DIRECTIONS FOR THIS TASK: Would you return all of this data exactly, leaving nothing out?
━━━ RECORDS SUPPLIED ━━━
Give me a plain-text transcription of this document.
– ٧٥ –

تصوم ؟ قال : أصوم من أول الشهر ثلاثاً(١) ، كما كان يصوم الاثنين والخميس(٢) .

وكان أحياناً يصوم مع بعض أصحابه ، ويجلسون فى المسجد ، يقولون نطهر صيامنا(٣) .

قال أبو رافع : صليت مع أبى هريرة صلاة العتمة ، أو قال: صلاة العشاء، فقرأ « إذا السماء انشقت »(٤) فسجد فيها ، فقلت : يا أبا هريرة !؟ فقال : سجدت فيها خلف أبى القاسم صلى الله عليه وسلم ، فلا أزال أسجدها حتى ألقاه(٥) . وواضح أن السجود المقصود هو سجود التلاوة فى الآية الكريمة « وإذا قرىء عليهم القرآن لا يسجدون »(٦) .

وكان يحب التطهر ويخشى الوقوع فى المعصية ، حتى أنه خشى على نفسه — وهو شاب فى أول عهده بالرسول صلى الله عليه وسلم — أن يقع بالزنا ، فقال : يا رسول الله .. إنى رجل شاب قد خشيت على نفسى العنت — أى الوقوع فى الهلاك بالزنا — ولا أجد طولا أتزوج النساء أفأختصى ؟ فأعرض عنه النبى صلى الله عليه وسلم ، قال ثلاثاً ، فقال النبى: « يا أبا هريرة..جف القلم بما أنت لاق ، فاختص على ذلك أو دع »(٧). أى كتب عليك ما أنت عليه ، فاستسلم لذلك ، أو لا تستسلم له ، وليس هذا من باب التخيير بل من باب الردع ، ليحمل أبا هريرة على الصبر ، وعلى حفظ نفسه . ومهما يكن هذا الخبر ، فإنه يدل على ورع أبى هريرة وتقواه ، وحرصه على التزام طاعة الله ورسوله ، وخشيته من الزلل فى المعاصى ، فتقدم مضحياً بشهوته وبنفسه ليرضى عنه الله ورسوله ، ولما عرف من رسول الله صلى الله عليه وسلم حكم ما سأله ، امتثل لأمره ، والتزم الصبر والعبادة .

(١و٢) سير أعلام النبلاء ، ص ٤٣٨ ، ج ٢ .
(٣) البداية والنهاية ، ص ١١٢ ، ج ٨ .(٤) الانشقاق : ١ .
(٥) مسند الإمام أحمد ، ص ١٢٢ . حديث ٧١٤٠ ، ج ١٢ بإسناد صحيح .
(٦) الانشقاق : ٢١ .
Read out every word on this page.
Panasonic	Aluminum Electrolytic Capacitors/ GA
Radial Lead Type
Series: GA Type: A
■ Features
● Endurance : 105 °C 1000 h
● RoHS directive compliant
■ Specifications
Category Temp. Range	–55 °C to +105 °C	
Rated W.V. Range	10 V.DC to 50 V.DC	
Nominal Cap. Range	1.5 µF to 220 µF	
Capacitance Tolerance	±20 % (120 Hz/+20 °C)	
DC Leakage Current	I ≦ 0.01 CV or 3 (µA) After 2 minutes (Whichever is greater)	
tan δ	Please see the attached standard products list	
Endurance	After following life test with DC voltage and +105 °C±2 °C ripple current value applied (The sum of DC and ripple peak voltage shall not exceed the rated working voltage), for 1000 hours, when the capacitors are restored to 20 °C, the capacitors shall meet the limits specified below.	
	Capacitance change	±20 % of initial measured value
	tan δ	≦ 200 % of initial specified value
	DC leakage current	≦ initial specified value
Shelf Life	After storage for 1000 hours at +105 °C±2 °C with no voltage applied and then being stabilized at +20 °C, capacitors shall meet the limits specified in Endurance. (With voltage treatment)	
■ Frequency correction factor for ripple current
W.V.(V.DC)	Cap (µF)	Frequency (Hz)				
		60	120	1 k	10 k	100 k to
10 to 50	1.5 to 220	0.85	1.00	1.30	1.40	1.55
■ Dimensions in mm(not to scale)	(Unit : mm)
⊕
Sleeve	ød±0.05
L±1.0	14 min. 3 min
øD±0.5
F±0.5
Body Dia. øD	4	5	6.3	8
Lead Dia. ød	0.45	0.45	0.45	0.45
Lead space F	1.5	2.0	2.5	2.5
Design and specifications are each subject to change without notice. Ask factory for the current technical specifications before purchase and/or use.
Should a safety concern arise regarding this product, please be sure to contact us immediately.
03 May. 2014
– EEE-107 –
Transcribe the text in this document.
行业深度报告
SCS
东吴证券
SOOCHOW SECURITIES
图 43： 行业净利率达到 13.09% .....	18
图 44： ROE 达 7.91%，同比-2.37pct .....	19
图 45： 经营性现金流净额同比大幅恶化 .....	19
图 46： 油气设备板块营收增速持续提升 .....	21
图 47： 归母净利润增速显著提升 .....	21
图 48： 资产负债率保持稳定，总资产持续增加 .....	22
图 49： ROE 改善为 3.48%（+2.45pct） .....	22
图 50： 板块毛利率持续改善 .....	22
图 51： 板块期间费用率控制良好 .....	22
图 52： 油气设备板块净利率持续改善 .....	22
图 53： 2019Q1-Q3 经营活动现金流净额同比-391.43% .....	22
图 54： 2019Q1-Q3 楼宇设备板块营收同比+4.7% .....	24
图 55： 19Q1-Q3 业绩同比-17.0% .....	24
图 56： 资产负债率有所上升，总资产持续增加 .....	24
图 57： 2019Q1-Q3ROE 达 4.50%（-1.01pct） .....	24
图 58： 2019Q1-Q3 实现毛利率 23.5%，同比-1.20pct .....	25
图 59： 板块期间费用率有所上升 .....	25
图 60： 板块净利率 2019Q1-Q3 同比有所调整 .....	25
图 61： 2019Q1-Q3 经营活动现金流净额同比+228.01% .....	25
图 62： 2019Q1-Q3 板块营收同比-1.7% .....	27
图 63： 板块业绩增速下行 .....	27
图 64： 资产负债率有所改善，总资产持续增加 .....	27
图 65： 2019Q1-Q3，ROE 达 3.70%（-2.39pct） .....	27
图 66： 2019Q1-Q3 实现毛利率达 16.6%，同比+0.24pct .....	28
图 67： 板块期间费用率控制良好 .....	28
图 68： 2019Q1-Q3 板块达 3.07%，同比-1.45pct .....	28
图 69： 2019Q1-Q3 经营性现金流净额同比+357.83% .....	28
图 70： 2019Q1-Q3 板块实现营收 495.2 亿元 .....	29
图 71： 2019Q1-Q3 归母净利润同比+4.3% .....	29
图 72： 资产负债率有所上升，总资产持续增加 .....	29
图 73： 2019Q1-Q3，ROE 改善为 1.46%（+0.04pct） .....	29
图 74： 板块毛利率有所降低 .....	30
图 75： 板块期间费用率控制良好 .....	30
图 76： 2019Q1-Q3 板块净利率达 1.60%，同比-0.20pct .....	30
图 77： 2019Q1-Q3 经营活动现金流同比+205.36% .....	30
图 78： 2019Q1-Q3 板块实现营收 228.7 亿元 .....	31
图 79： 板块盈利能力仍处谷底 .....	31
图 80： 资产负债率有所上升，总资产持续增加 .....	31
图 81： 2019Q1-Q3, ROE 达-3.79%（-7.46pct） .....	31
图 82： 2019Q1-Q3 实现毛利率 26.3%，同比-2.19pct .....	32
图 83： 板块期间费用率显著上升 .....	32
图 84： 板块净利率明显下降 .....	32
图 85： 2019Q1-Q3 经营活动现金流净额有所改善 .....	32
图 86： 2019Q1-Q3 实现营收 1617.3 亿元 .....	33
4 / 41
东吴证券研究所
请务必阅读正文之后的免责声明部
━━━
FINISHED EXERCISE:
Give me a plain-text transcription of this document.
– ٧٥ –

تصوم ؟ قال : أصوم من أول الشهر ثلاثاً(١) ، كما كان يصوم الاثنين والخميس(٢) .

وكان أحياناً يصوم مع بعض أصحابه ، ويجلسون فى المسجد ، يقولون نطهر صيامنا(٣) .

قال أبو رافع : صليت مع أبى هريرة صلاة العتمة ، أو قال: صلاة العشاء، فقرأ « إذا السماء انشقت »(٤) فسجد فيها ، فقلت : يا أبا هريرة !؟ فقال : سجدت فيها خلف أبى القاسم صلى الله عليه وسلم ، فلا أزال أسجدها حتى ألقاه(٥) . وواضح أن السجود المقصود هو سجود التلاوة فى الآية الكريمة « وإذا قرىء عليهم القرآن لا يسجدون »(٦) .

وكان يحب التطهر ويخشى الوقوع فى المعصية ، حتى أنه خشى على نفسه — وهو شاب فى أول عهده بالرسول صلى الله عليه وسلم — أن يقع بالزنا ، فقال : يا رسول الله .. إنى رجل شاب قد خشيت على نفسى العنت — أى الوقوع فى الهلاك بالزنا — ولا أجد طولا أتزوج النساء أفأختصى ؟ فأعرض عنه النبى صلى الله عليه وسلم ، قال ثلاثاً ، فقال النبى: « يا أبا هريرة..جف القلم بما أنت لاق ، فاختص على ذلك أو دع »(٧). أى كتب عليك ما أنت عليه ، فاستسلم لذلك ، أو لا تستسلم له ، وليس هذا من باب التخيير بل من باب الردع ، ليحمل أبا هريرة على الصبر ، وعلى حفظ نفسه . ومهما يكن هذا الخبر ، فإنه يدل على ورع أبى هريرة وتقواه ، وحرصه على التزام طاعة الله ورسوله ، وخشيته من الزلل فى المعاصى ، فتقدم مضحياً بشهوته وبنفسه ليرضى عنه الله ورسوله ، ولما عرف من رسول الله صلى الله عليه وسلم حكم ما سأله ، امتثل لأمره ، والتزم الصبر والعبادة .

(١و٢) سير أعلام النبلاء ، ص ٤٣٨ ، ج ٢ .
(٣) البداية والنهاية ، ص ١١٢ ، ج ٨ .(٤) الانشقاق : ١ .
(٥) مسند الإمام أحمد ، ص ١٢٢ . حديث ٧١٤٠ ، ج ١٢ بإسناد صحيح .
(٦) الانشقاق : ٢١ .
Read out every word on this page.
Panasonic	Aluminum Electrolytic Capacitors/ GA
Radial Lead Type
Series: GA Type: A
■ Features
● Endurance : 105 °C 1000 h
● RoHS directive compliant
■ Specifications
Category Temp. Range	–55 °C to +105 °C	
Rated W.V. Range	10 V.DC to 50 V.DC	
Nominal Cap. Range	1.5 µF to 220 µF	
Capacitance Tolerance	±20 % (120 Hz/+20 °C)	
DC Leakage Current	I ≦ 0.01 CV or 3 (µA) After 2 minutes (Whichever is greater)	
tan δ	Please see the attached standard products list	
Endurance	After following life test with DC voltage and +105 °C±2 °C ripple current value applied (The sum of DC and ripple peak voltage shall not exceed the rated working voltage), for 1000 hours, when the capacitors are restored to 20 °C, the capacitors shall meet the limits specified below.	
	Capacitance change	±20 % of initial measured value
	tan δ	≦ 200 % of initial specified value
	DC leakage current	≦ initial specified value
Shelf Life	After storage for 1000 hours at +105 °C±2 °C with no voltage applied and then being stabilized at +20 °C, capacitors shall meet the limits specified in Endurance. (With voltage treatment)	
■ Frequency correction factor for ripple current
W.V.(V.DC)	Cap (µF)	Frequency (Hz)				
		60	120	1 k	10 k	100 k to
10 to 50	1.5 to 220	0.85	1.00	1.30	1.40	1.55
■ Dimensions in mm(not to scale)	(Unit : mm)
⊕
Sleeve	ød±0.05
L±1.0	14 min. 3 min
øD±0.5
F±0.5
Body Dia. øD	4	5	6.3	8
Lead Dia. ød	0.45	0.45	0.45	0.45
Lead space F	1.5	2.0	2.5	2.5
Design and specifications are each subject to change without notice. Ask factory for the current technical specifications before purchase and/or use.
Should a safety concern arise regarding this product, please be sure to contact us immediately.
03 May. 2014
– EEE-107 –
Transcribe the text in this document.
行业深度报告
SCS
东吴证券
SOOCHOW SECURITIES
图 43： 行业净利率达到 13.09% .....	18
图 44： ROE 达 7.91%，同比-2.37pct .....	19
图 45： 经营性现金流净额同比大幅恶化 .....	19
图 46： 油气设备板块营收增速持续提升 .....	21
图 47： 归母净利润增速显著提升 .....	21
图 48： 资产负债率保持稳定，总资产持续增加 .....	22
图 49： ROE 改善为 3.48%（+2.45pct） .....	22
图 50： 板块毛利率持续改善 .....	22
图 51： 板块期间费用率控制良好 .....	22
图 52： 油气设备板块净利率持续改善 .....	22
图 53： 2019Q1-Q3 经营活动现金流净额同比-391.43% .....	22
图 54： 2019Q1-Q3 楼宇设备板块营收同比+4.7% .....	24
图 55： 19Q1-Q3 业绩同比-17.0% .....	24
图 56： 资产负债率有所上升，总资产持续增加 .....	24
图 57： 2019Q1-Q3ROE 达 4.50%（-1.01pct） .....	24
图 58： 2019Q1-Q3 实现毛利率 23.5%，同比-1.20pct .....	25
图 59： 板块期间费用率有所上升 .....	25
图 60： 板块净利率 2019Q1-Q3 同比有所调整 .....	25
图 61： 2019Q1-Q3 经营活动现金流净额同比+228.01% .....	25
图 62： 2019Q1-Q3 板块营收同比-1.7% .....	27
图 63： 板块业绩增速下行 .....	27
图 64： 资产负债率有所改善，总资产持续增加 .....	27
图 65： 2019Q1-Q3，ROE 达 3.70%（-2.39pct） .....	27
图 66： 2019Q1-Q3 实现毛利率达 16.6%，同比+0.24pct .....	28
图 67： 板块期间费用率控制良好 .....	28
图 68： 2019Q1-Q3 板块达 3.07%，同比-1.45pct .....	28
图 69： 2019Q1-Q3 经营性现金流净额同比+357.83% .....	28
图 70： 2019Q1-Q3 板块实现营收 495.2 亿元 .....	29
图 71： 2019Q1-Q3 归母净利润同比+4.3% .....	29
图 72： 资产负债率有所上升，总资产持续增加 .....	29
图 73： 2019Q1-Q3，ROE 改善为 1.46%（+0.04pct） .....	29
图 74： 板块毛利率有所降低 .....	30
图 75： 板块期间费用率控制良好 .....	30
图 76： 2019Q1-Q3 板块净利率达 1.60%，同比-0.20pct .....	30
图 77： 2019Q1-Q3 经营活动现金流同比+205.36% .....	30
图 78： 2019Q1-Q3 板块实现营收 228.7 亿元 .....	31
图 79： 板块盈利能力仍处谷底 .....	31
图 80： 资产负债率有所上升，总资产持续增加 .....	31
图 81： 2019Q1-Q3, ROE 达-3.79%（-7.46pct） .....	31
图 82： 2019Q1-Q3 实现毛利率 26.3%，同比-2.19pct .....	32
图 83： 板块期间费用率显著上升 .....	32
图 84： 板块净利率明显下降 .....	32
图 85： 2019Q1-Q3 经营活动现金流净额有所改善 .....	32
图 86： 2019Q1-Q3 实现营收 1617.3 亿元 .....	33
4 / 41
东吴证券研究所
请务必阅读正文之后的免责声明部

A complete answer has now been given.